- DESKRIPSI TUGAS -
Berdasarkan teks tentang kewajiban ahli waris di bawah, jelaskan arti hukum fardhu kifayah dalam merawat jenazah. Sebutkan juga akibatnya bila tidak ada yang merawat jenazah.

KEWAJIBAN AHLI WARIS DI LUAR TAJHIS
azahri.com ~ Apabila ada muslim yang wafat, maka kewajiban muslim yang
lain adalah melakukan tajhis janazah (merawat jenazah). Kewajiban merawat
janazah itu hukumnya fardhu (wajib) kifayah,
artinya kewajiban itu cukup dikerjakan
oleh kelompok masyarakat. Apabila tidak ada yang merawat jenazah, maka seluruh
masyarakat muslim akan mendapat dosa. Sedang bagi yang mengerjakannya akan
mendapatkan kebaikan dan pahala dihadapan Allah Swt.
Merawat jenazah sebaiknya segera dilakukan, tidak perlu
menunggu terkumpulnya semua keluarga (ahli waris). Tajhis
janazah meliputi empat tindakan: memandikan, mengkafani, menshalatkan dan mengubur.
Setiap proses memiliki kaifiah dan hai’ah (teknis operasional) tersendiri dan secara detail telah dibahas panjang
lebar dalam kitab fikih bab merawaj janazah.
Kewajiban lain, selain tajhis, yang dibebankan kepada keluarga,
khususnya ahli waris dan terkadang terlupakan antara lain:
1. Menunaikan Wasiat dan Membayar Hutangnya.
…مِنْ
بَعْدِ وَصِيَّةٍ يُوصِي بِهَا أَوْ دَيْنٍ…
(Pembagian-pembagian tersebut di
atas) sesudah dipenuhi wasiat yang ia buat atau (dan) sesudah dibayar
hutangnya. (An Nisa’ 11)
أَنَا أَوْلَى بِالْمُؤْمِنِينَ
مِنْ أَنْفُسِهِمْ فَمَنْ تُوُفِّىَ وَعَلَيْهِ دَيْنٌ فَعَلَىَّ قَضَاؤُهُ وَمَنْ
تَرَكَ مَالاً فَهُوَ لِوَرَثَتِهِ
“Aku
lebih pantas bagi orang-orang beriman dari diri mereka sendiri. Barangsiapa
yang mati, namun masih meninggalkan utang, maka aku lah yang akan melunasinya.

- DATA YANG DISEDIAKAN -
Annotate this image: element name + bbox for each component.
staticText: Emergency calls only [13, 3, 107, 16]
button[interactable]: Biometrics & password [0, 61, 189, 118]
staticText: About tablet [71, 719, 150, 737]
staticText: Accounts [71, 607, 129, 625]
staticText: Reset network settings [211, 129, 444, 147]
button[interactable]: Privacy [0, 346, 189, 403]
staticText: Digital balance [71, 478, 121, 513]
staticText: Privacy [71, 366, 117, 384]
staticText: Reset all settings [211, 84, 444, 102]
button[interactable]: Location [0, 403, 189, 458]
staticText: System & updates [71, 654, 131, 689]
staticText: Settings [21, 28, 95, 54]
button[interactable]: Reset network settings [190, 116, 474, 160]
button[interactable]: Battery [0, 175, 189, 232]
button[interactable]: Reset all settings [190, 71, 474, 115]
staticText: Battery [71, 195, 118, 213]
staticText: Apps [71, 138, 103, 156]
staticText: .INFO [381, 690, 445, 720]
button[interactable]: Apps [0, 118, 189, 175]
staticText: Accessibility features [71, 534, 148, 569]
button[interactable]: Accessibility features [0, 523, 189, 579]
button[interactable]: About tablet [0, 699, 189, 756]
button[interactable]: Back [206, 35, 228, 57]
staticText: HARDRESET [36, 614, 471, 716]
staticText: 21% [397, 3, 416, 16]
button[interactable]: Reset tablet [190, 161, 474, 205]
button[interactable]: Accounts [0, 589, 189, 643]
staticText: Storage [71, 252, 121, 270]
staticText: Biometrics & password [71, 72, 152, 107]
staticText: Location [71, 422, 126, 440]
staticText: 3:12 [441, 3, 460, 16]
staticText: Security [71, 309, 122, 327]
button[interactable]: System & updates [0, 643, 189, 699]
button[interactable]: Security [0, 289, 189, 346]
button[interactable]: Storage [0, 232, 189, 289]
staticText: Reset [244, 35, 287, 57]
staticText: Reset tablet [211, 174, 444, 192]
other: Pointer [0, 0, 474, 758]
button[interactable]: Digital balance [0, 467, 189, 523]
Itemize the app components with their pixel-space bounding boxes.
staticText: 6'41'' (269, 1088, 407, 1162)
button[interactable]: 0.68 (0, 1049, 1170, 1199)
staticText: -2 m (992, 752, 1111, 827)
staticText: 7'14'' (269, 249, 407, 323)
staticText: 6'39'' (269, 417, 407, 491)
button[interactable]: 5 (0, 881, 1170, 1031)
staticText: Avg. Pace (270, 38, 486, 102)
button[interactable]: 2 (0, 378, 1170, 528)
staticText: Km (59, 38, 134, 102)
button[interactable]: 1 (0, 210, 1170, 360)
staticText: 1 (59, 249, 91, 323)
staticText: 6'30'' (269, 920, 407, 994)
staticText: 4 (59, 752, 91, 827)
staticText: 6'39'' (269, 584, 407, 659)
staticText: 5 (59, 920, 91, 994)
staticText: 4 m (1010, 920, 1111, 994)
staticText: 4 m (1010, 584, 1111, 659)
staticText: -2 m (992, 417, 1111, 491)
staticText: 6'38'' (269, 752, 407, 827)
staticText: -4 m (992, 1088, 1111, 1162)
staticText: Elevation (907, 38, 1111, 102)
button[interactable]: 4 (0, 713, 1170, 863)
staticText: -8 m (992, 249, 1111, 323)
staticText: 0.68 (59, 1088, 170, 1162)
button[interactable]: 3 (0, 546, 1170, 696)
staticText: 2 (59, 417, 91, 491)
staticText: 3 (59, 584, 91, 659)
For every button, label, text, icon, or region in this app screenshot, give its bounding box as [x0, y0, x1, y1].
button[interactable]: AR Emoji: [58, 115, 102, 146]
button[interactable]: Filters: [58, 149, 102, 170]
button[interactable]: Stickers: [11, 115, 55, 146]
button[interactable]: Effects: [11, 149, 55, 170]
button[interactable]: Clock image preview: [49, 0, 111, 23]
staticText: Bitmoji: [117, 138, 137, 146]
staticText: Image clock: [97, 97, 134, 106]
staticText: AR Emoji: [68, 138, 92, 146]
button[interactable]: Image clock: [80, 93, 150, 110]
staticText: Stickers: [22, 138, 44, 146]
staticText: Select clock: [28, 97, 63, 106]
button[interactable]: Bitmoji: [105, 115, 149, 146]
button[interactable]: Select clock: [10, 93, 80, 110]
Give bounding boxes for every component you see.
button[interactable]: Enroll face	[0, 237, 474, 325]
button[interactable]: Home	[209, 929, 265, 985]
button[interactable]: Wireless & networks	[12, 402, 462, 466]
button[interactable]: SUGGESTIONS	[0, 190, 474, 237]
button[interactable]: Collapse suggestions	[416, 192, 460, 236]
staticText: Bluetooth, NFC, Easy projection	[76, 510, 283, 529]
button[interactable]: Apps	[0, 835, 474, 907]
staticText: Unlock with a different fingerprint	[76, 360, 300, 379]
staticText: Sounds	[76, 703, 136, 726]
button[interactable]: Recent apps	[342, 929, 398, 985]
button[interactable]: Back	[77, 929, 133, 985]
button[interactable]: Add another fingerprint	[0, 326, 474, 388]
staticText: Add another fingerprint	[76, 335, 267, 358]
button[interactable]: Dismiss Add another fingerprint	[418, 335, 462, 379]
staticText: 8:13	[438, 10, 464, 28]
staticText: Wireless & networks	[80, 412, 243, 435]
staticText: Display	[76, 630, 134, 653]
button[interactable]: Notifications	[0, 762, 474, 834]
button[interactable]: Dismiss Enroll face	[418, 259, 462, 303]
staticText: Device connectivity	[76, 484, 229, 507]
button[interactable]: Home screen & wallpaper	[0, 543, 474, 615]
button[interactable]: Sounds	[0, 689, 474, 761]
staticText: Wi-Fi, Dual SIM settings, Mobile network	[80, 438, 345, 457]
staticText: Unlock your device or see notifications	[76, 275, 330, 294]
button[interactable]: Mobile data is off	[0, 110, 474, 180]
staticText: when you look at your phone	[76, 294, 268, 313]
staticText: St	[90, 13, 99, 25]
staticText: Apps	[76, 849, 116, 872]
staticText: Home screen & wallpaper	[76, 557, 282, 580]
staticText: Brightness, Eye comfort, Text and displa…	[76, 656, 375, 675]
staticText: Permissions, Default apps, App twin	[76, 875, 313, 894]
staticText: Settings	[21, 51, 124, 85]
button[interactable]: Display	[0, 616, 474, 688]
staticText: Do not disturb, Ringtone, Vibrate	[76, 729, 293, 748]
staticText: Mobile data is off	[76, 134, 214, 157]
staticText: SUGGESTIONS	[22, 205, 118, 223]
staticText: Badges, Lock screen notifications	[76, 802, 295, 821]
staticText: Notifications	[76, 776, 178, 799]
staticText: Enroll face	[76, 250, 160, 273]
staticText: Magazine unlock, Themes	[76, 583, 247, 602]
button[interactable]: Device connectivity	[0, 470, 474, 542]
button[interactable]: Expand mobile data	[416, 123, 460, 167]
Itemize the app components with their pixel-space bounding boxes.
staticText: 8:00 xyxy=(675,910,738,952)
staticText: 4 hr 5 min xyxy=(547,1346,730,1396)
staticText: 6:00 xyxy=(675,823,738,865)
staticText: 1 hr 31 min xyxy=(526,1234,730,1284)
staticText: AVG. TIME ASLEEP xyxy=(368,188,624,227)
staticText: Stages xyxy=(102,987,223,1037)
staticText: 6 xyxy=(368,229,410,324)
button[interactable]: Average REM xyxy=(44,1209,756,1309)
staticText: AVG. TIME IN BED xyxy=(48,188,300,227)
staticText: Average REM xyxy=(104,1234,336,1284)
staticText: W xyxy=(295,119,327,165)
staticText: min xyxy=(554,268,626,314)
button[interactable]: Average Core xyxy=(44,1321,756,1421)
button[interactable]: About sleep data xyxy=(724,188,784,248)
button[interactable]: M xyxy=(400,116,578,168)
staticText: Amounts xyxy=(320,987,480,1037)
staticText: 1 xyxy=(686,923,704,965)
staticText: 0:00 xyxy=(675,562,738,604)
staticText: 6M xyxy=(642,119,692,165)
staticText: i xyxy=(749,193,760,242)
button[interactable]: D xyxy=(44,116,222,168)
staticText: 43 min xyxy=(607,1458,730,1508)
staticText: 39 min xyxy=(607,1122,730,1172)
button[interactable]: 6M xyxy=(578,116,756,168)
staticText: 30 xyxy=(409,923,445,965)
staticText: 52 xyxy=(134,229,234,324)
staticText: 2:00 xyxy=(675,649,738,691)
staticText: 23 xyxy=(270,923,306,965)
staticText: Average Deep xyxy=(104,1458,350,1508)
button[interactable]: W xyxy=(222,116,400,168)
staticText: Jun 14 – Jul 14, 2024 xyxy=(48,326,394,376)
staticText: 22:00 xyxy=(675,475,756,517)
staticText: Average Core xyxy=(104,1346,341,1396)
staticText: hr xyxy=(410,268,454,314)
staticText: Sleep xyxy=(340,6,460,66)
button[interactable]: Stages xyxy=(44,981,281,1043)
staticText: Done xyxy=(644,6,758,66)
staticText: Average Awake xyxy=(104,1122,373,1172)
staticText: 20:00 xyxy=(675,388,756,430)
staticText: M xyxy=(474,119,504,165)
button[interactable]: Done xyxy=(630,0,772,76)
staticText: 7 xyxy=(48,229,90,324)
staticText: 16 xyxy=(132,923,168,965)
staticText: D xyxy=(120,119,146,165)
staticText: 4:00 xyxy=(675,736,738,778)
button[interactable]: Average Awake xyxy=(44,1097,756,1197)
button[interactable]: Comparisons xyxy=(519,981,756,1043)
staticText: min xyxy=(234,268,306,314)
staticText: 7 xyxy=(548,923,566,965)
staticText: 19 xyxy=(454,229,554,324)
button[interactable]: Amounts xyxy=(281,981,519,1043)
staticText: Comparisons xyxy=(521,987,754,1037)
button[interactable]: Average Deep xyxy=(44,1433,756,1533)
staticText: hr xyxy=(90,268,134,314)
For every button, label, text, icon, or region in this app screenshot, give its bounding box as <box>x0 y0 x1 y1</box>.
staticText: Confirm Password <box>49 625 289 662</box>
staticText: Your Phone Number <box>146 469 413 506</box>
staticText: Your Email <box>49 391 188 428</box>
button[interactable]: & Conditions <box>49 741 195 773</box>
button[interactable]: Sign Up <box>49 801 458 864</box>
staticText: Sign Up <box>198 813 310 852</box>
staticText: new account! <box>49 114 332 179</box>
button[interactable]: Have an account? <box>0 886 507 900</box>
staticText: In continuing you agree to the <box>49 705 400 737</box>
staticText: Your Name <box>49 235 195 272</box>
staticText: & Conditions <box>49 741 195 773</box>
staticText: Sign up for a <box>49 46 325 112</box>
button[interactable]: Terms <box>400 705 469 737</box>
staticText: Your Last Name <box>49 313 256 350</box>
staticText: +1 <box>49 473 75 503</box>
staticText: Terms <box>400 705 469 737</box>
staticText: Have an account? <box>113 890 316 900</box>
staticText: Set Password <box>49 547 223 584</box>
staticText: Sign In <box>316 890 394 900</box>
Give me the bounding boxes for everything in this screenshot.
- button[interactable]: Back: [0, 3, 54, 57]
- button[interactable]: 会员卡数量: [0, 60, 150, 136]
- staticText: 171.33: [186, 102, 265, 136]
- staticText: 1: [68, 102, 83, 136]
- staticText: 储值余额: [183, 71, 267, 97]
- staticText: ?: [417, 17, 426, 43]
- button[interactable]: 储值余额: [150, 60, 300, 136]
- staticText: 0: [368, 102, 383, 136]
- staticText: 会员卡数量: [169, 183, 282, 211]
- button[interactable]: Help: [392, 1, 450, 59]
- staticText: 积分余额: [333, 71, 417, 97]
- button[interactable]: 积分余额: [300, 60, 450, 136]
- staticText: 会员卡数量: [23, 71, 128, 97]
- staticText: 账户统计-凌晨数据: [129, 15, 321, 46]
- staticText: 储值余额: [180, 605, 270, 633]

- JAWABAN LATIHAN -
Fardhu kifayah berarti kewajiban merawat jenazah cukup dikerjakan oleh sekelompok anggota masyarakat. Jika tidak ada seorang pun yang merawat jenazah, seluruh masyarakat muslim mendapat dosa. Orang yang mengerjakannya mendapat kebaikan dan pahala di hadapan Allah Swt.